_Given request:_ Copy out every line that contains the word "JSON".
:: Records provided
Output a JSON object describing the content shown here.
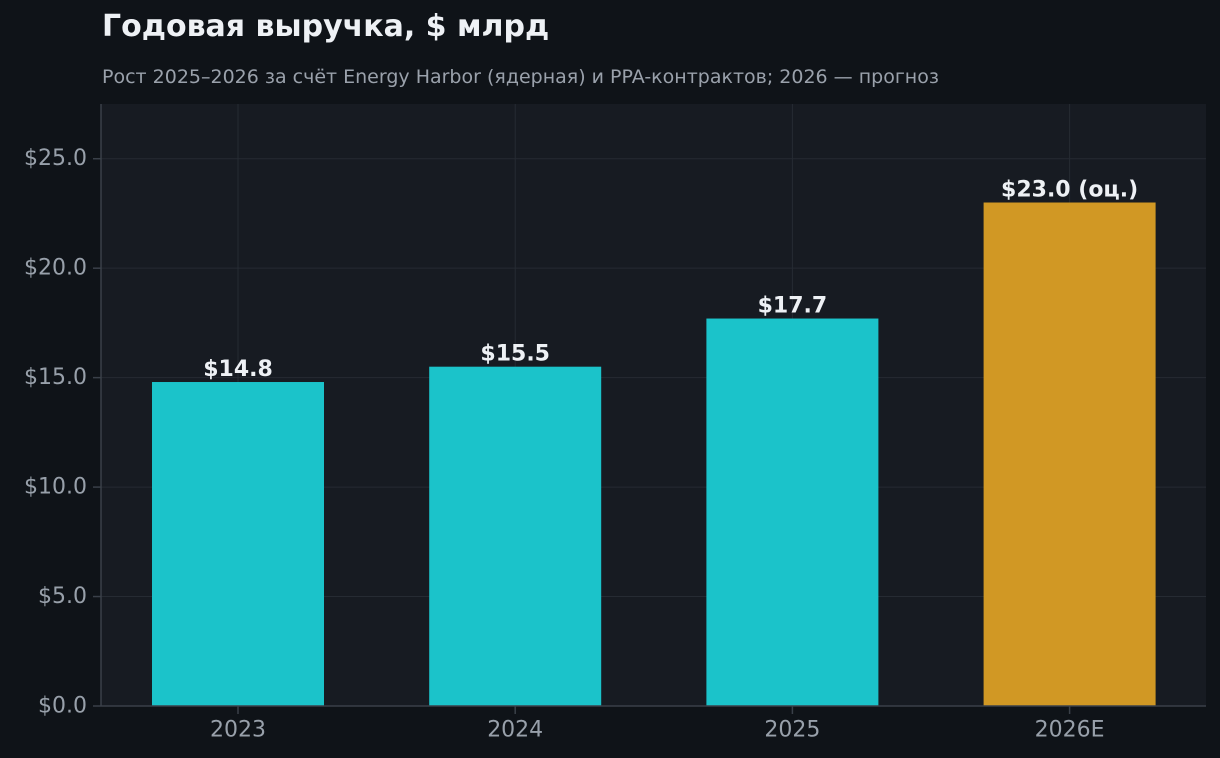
{
  "chart_data": {
    "type": "bar",
    "title": "Годовая выручка, $ млрд",
    "subtitle": "Рост 2025–2026 за счёт Energy Harbor (ядерная) и PPA-контрактов; 2026 — прогноз",
    "xlabel": "",
    "ylabel": "",
    "categories": [
      "2023",
      "2024",
      "2025",
      "2026E"
    ],
    "values": [
      14.8,
      15.5,
      17.7,
      23.0
    ],
    "value_labels": [
      "$14.8",
      "$15.5",
      "$17.7",
      "$23.0 (оц.)"
    ],
    "estimate_flags": [
      false,
      false,
      false,
      true
    ],
    "ylim": [
      0,
      27.5
    ],
    "yticks": [
      0,
      5,
      10,
      15,
      20,
      25
    ],
    "ytick_labels": [
      "$0.0",
      "$5.0",
      "$10.0",
      "$15.0",
      "$20.0",
      "$25.0"
    ],
    "grid": true,
    "legend": "none",
    "colors": {
      "actual": "#1bc3ca",
      "estimate": "#d19824",
      "plot_background": "#171b22",
      "page_background": "#0f1318",
      "grid": "#262b33",
      "axis": "#3a4049"
    }
  }
}
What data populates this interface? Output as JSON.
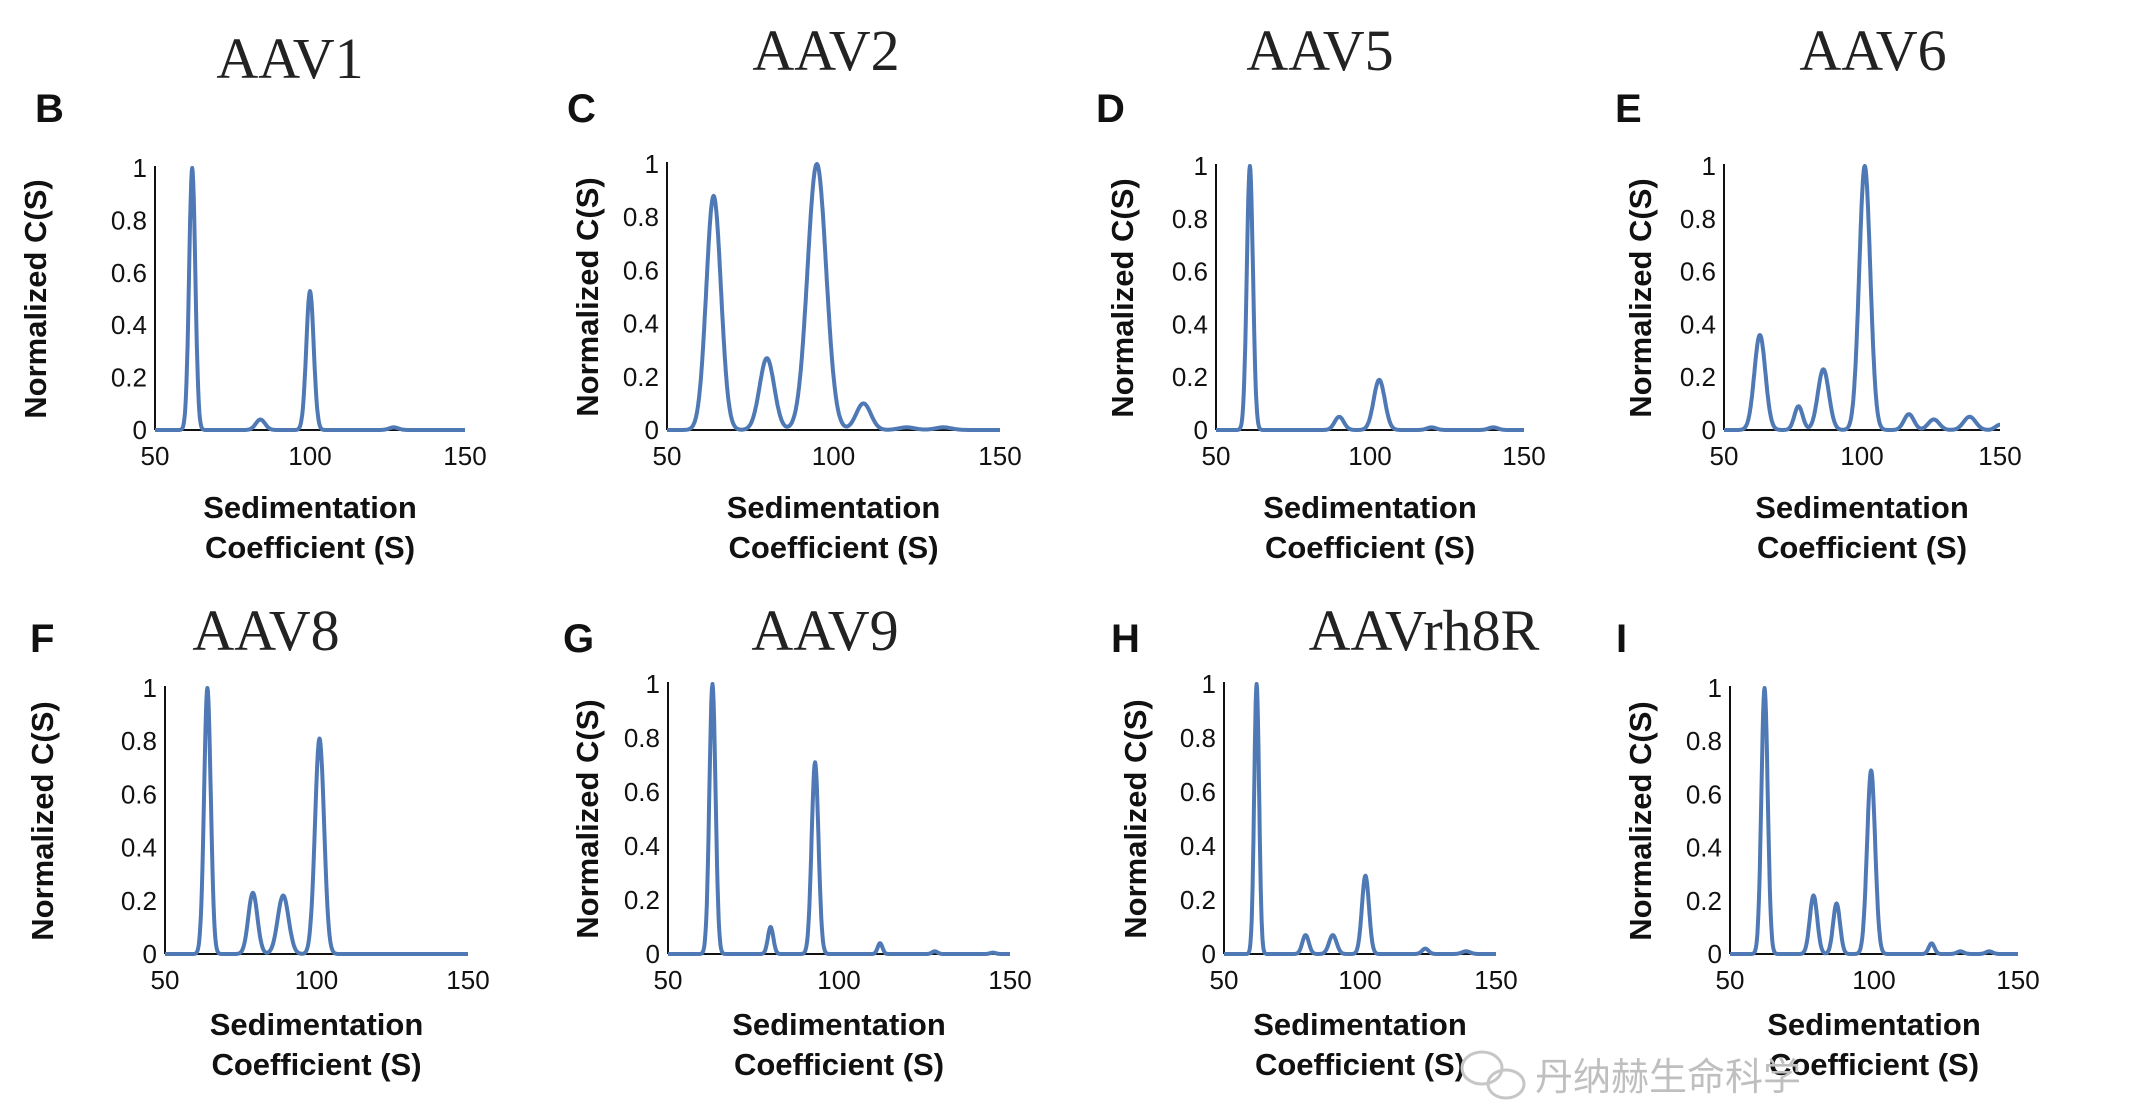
{
  "watermark": {
    "text": "丹纳赫生命科学"
  },
  "chart_data": [
    {
      "id": "B",
      "type": "line",
      "title": "AAV1",
      "xlabel": [
        "Sedimentation",
        "Coefficient (S)"
      ],
      "ylabel": "Normalized C(S)",
      "xlim": [
        50,
        150
      ],
      "ylim": [
        0,
        1
      ],
      "xticks": [
        "50",
        "100",
        "150"
      ],
      "yticks": [
        "0",
        "0.2",
        "0.4",
        "0.6",
        "0.8",
        "1"
      ],
      "peaks": [
        {
          "x": 62,
          "y": 1,
          "w": 1.0
        },
        {
          "x": 84,
          "y": 0.04,
          "w": 1.5
        },
        {
          "x": 100,
          "y": 0.53,
          "w": 1.2
        },
        {
          "x": 127,
          "y": 0.01,
          "w": 1.5
        }
      ]
    },
    {
      "id": "C",
      "type": "line",
      "title": "AAV2",
      "xlabel": [
        "Sedimentation",
        "Coefficient (S)"
      ],
      "ylabel": "Normalized C(S)",
      "xlim": [
        50,
        150
      ],
      "ylim": [
        0,
        1
      ],
      "xticks": [
        "50",
        "100",
        "150"
      ],
      "yticks": [
        "0",
        "0.2",
        "0.4",
        "0.6",
        "0.8",
        "1"
      ],
      "peaks": [
        {
          "x": 64,
          "y": 0.88,
          "w": 2.2
        },
        {
          "x": 80,
          "y": 0.27,
          "w": 2.2
        },
        {
          "x": 95,
          "y": 1,
          "w": 2.8
        },
        {
          "x": 109,
          "y": 0.1,
          "w": 2.2
        },
        {
          "x": 122,
          "y": 0.01,
          "w": 2.5
        },
        {
          "x": 133,
          "y": 0.01,
          "w": 2.5
        }
      ]
    },
    {
      "id": "D",
      "type": "line",
      "title": "AAV5",
      "xlabel": [
        "Sedimentation",
        "Coefficient (S)"
      ],
      "ylabel": "Normalized C(S)",
      "xlim": [
        50,
        150
      ],
      "ylim": [
        0,
        1
      ],
      "xticks": [
        "50",
        "100",
        "150"
      ],
      "yticks": [
        "0",
        "0.2",
        "0.4",
        "0.6",
        "0.8",
        "1"
      ],
      "peaks": [
        {
          "x": 61,
          "y": 1,
          "w": 1.0
        },
        {
          "x": 90,
          "y": 0.05,
          "w": 1.5
        },
        {
          "x": 103,
          "y": 0.19,
          "w": 1.8
        },
        {
          "x": 120,
          "y": 0.01,
          "w": 1.5
        },
        {
          "x": 140,
          "y": 0.01,
          "w": 1.5
        }
      ]
    },
    {
      "id": "E",
      "type": "line",
      "title": "AAV6",
      "xlabel": [
        "Sedimentation",
        "Coefficient (S)"
      ],
      "ylabel": "Normalized C(S)",
      "xlim": [
        50,
        150
      ],
      "ylim": [
        0,
        1
      ],
      "xticks": [
        "50",
        "100",
        "150"
      ],
      "yticks": [
        "0",
        "0.2",
        "0.4",
        "0.6",
        "0.8",
        "1"
      ],
      "peaks": [
        {
          "x": 63,
          "y": 0.36,
          "w": 2.0
        },
        {
          "x": 77,
          "y": 0.09,
          "w": 1.5
        },
        {
          "x": 86,
          "y": 0.23,
          "w": 2.0
        },
        {
          "x": 101,
          "y": 1,
          "w": 2.0
        },
        {
          "x": 117,
          "y": 0.06,
          "w": 1.8
        },
        {
          "x": 126,
          "y": 0.04,
          "w": 2.0
        },
        {
          "x": 139,
          "y": 0.05,
          "w": 2.2
        },
        {
          "x": 150,
          "y": 0.02,
          "w": 1.6
        }
      ]
    },
    {
      "id": "F",
      "type": "line",
      "title": "AAV8",
      "xlabel": [
        "Sedimentation",
        "Coefficient (S)"
      ],
      "ylabel": "Normalized C(S)",
      "xlim": [
        50,
        150
      ],
      "ylim": [
        0,
        1
      ],
      "xticks": [
        "50",
        "100",
        "150"
      ],
      "yticks": [
        "0",
        "0.2",
        "0.4",
        "0.6",
        "0.8",
        "1"
      ],
      "peaks": [
        {
          "x": 64,
          "y": 1,
          "w": 1.1
        },
        {
          "x": 79,
          "y": 0.23,
          "w": 1.5
        },
        {
          "x": 89,
          "y": 0.22,
          "w": 1.8
        },
        {
          "x": 101,
          "y": 0.81,
          "w": 1.5
        }
      ]
    },
    {
      "id": "G",
      "type": "line",
      "title": "AAV9",
      "xlabel": [
        "Sedimentation",
        "Coefficient (S)"
      ],
      "ylabel": "Normalized C(S)",
      "xlim": [
        50,
        150
      ],
      "ylim": [
        0,
        1
      ],
      "xticks": [
        "50",
        "100",
        "150"
      ],
      "yticks": [
        "0",
        "0.2",
        "0.4",
        "0.6",
        "0.8",
        "1"
      ],
      "peaks": [
        {
          "x": 63,
          "y": 1,
          "w": 0.9
        },
        {
          "x": 80,
          "y": 0.1,
          "w": 0.8
        },
        {
          "x": 93,
          "y": 0.71,
          "w": 1.0
        },
        {
          "x": 112,
          "y": 0.04,
          "w": 0.7
        },
        {
          "x": 128,
          "y": 0.01,
          "w": 0.8
        },
        {
          "x": 145,
          "y": 0.005,
          "w": 0.8
        }
      ]
    },
    {
      "id": "H",
      "type": "line",
      "title": "AAVrh8R",
      "xlabel": [
        "Sedimentation",
        "Coefficient (S)"
      ],
      "ylabel": "Normalized C(S)",
      "xlim": [
        50,
        150
      ],
      "ylim": [
        0,
        1
      ],
      "xticks": [
        "50",
        "100",
        "150"
      ],
      "yticks": [
        "0",
        "0.2",
        "0.4",
        "0.6",
        "0.8",
        "1"
      ],
      "peaks": [
        {
          "x": 62,
          "y": 1,
          "w": 0.9
        },
        {
          "x": 80,
          "y": 0.07,
          "w": 1.2
        },
        {
          "x": 90,
          "y": 0.07,
          "w": 1.4
        },
        {
          "x": 102,
          "y": 0.29,
          "w": 1.3
        },
        {
          "x": 124,
          "y": 0.02,
          "w": 1.2
        },
        {
          "x": 139,
          "y": 0.01,
          "w": 1.5
        }
      ]
    },
    {
      "id": "I",
      "type": "line",
      "title": "",
      "xlabel": [
        "Sedimentation",
        "Coefficient (S)"
      ],
      "ylabel": "Normalized C(S)",
      "xlim": [
        50,
        150
      ],
      "ylim": [
        0,
        1
      ],
      "xticks": [
        "50",
        "100",
        "150"
      ],
      "yticks": [
        "0",
        "0.2",
        "0.4",
        "0.6",
        "0.8",
        "1"
      ],
      "peaks": [
        {
          "x": 62,
          "y": 1,
          "w": 1.1
        },
        {
          "x": 79,
          "y": 0.22,
          "w": 1.3
        },
        {
          "x": 87,
          "y": 0.19,
          "w": 1.2
        },
        {
          "x": 99,
          "y": 0.69,
          "w": 1.4
        },
        {
          "x": 120,
          "y": 0.04,
          "w": 1.0
        },
        {
          "x": 130,
          "y": 0.01,
          "w": 1.2
        },
        {
          "x": 140,
          "y": 0.01,
          "w": 1.2
        }
      ]
    }
  ]
}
::::
_Output below:_
Output a JSON object describing the content shown here.
What data populates this interface? Output as JSON.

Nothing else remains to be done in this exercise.